-- START --
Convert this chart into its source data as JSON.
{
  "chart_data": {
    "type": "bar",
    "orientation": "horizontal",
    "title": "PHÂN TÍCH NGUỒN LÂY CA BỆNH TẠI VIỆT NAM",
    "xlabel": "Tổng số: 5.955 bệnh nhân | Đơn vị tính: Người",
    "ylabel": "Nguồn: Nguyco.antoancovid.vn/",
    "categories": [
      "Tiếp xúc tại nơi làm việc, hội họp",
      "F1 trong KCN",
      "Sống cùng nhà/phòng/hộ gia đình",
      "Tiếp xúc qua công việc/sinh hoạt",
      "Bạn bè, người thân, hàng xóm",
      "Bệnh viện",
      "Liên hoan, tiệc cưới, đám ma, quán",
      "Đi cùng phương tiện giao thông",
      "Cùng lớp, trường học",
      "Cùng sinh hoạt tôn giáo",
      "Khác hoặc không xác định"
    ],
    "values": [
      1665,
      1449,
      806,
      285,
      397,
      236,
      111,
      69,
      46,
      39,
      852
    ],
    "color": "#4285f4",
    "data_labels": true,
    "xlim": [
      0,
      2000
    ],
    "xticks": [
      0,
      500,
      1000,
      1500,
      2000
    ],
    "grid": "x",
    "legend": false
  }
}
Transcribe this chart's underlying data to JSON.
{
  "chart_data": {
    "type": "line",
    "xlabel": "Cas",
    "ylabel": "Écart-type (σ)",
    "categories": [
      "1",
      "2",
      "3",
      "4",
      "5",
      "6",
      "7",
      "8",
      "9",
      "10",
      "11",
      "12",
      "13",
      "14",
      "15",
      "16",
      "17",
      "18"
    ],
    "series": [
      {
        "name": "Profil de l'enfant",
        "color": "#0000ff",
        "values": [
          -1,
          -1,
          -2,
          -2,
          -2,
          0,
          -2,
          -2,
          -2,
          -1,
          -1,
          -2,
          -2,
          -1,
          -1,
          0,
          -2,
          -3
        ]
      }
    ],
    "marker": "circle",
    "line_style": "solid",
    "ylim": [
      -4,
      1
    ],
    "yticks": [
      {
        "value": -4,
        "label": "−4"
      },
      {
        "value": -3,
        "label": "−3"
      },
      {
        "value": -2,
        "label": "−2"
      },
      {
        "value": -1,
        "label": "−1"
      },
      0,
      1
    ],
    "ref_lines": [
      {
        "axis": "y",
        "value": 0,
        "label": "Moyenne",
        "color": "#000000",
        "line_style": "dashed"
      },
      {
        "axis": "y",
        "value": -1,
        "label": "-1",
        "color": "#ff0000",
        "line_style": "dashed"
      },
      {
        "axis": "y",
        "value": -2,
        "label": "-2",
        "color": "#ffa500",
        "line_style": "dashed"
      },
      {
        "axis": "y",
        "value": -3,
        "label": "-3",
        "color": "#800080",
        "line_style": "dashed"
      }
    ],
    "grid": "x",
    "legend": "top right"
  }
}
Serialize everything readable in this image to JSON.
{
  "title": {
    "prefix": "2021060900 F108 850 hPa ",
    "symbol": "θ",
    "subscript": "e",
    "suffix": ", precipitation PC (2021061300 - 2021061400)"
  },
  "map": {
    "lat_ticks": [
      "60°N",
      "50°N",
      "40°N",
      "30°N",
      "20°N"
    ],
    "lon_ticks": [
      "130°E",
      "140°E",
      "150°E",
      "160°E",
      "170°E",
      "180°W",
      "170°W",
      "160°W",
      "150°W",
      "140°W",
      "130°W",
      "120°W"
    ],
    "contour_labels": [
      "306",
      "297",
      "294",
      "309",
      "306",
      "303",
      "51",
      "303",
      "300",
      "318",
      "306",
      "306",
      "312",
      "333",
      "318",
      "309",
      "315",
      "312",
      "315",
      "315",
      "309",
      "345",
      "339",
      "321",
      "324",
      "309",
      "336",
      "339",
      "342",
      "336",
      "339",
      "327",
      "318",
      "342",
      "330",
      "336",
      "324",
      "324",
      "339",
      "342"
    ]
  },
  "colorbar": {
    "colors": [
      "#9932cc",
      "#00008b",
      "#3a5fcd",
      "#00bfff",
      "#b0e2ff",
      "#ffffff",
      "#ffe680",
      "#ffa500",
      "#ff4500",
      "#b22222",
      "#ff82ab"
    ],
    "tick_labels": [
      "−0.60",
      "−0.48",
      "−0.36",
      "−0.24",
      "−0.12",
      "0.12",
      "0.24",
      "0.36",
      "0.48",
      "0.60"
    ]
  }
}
-- END --
## Task to complete
Return all the data exactly as given.

## Reply
Convert this chart into its source data as JSON.
{
  "chart_data": {
    "type": "bar",
    "orientation": "horizontal",
    "title": "PHÂN TÍCH NGUỒN LÂY CA BỆNH TẠI VIỆT NAM",
    "xlabel": "Tổng số: 5.955 bệnh nhân | Đơn vị tính: Người",
    "ylabel": "Nguồn: Nguyco.antoancovid.vn/",
    "categories": [
      "Tiếp xúc tại nơi làm việc, hội họp",
      "F1 trong KCN",
      "Sống cùng nhà/phòng/hộ gia đình",
      "Tiếp xúc qua công việc/sinh hoạt",
      "Bạn bè, người thân, hàng xóm",
      "Bệnh viện",
      "Liên hoan, tiệc cưới, đám ma, quán",
      "Đi cùng phương tiện giao thông",
      "Cùng lớp, trường học",
      "Cùng sinh hoạt tôn giáo",
      "Khác hoặc không xác định"
    ],
    "values": [
      1665,
      1449,
      806,
      285,
      397,
      236,
      111,
      69,
      46,
      39,
      852
    ],
    "color": "#4285f4",
    "data_labels": true,
    "xlim": [
      0,
      2000
    ],
    "xticks": [
      0,
      500,
      1000,
      1500,
      2000
    ],
    "grid": "x",
    "legend": false
  }
}
Transcribe this chart's underlying data to JSON.
{
  "chart_data": {
    "type": "line",
    "xlabel": "Cas",
    "ylabel": "Écart-type (σ)",
    "categories": [
      "1",
      "2",
      "3",
      "4",
      "5",
      "6",
      "7",
      "8",
      "9",
      "10",
      "11",
      "12",
      "13",
      "14",
      "15",
      "16",
      "17",
      "18"
    ],
    "series": [
      {
        "name": "Profil de l'enfant",
        "color": "#0000ff",
        "values": [
          -1,
          -1,
          -2,
          -2,
          -2,
          0,
          -2,
          -2,
          -2,
          -1,
          -1,
          -2,
          -2,
          -1,
          -1,
          0,
          -2,
          -3
        ]
      }
    ],
    "marker": "circle",
    "line_style": "solid",
    "ylim": [
      -4,
      1
    ],
    "yticks": [
      {
        "value": -4,
        "label": "−4"
      },
      {
        "value": -3,
        "label": "−3"
      },
      {
        "value": -2,
        "label": "−2"
      },
      {
        "value": -1,
        "label": "−1"
      },
      0,
      1
    ],
    "ref_lines": [
      {
        "axis": "y",
        "value": 0,
        "label": "Moyenne",
        "color": "#000000",
        "line_style": "dashed"
      },
      {
        "axis": "y",
        "value": -1,
        "label": "-1",
        "color": "#ff0000",
        "line_style": "dashed"
      },
      {
        "axis": "y",
        "value": -2,
        "label": "-2",
        "color": "#ffa500",
        "line_style": "dashed"
      },
      {
        "axis": "y",
        "value": -3,
        "label": "-3",
        "color": "#800080",
        "line_style": "dashed"
      }
    ],
    "grid": "x",
    "legend": "top right"
  }
}
Serialize everything readable in this image to JSON.
{
  "title": {
    "prefix": "2021060900 F108 850 hPa ",
    "symbol": "θ",
    "subscript": "e",
    "suffix": ", precipitation PC (2021061300 - 2021061400)"
  },
  "map": {
    "lat_ticks": [
      "60°N",
      "50°N",
      "40°N",
      "30°N",
      "20°N"
    ],
    "lon_ticks": [
      "130°E",
      "140°E",
      "150°E",
      "160°E",
      "170°E",
      "180°W",
      "170°W",
      "160°W",
      "150°W",
      "140°W",
      "130°W",
      "120°W"
    ],
    "contour_labels": [
      "306",
      "297",
      "294",
      "309",
      "306",
      "303",
      "51",
      "303",
      "300",
      "318",
      "306",
      "306",
      "312",
      "333",
      "318",
      "309",
      "315",
      "312",
      "315",
      "315",
      "309",
      "345",
      "339",
      "321",
      "324",
      "309",
      "336",
      "339",
      "342",
      "336",
      "339",
      "327",
      "318",
      "342",
      "330",
      "336",
      "324",
      "324",
      "339",
      "342"
    ]
  },
  "colorbar": {
    "colors": [
      "#9932cc",
      "#00008b",
      "#3a5fcd",
      "#00bfff",
      "#b0e2ff",
      "#ffffff",
      "#ffe680",
      "#ffa500",
      "#ff4500",
      "#b22222",
      "#ff82ab"
    ],
    "tick_labels": [
      "−0.60",
      "−0.48",
      "−0.36",
      "−0.24",
      "−0.12",
      "0.12",
      "0.24",
      "0.36",
      "0.48",
      "0.60"
    ]
  }
}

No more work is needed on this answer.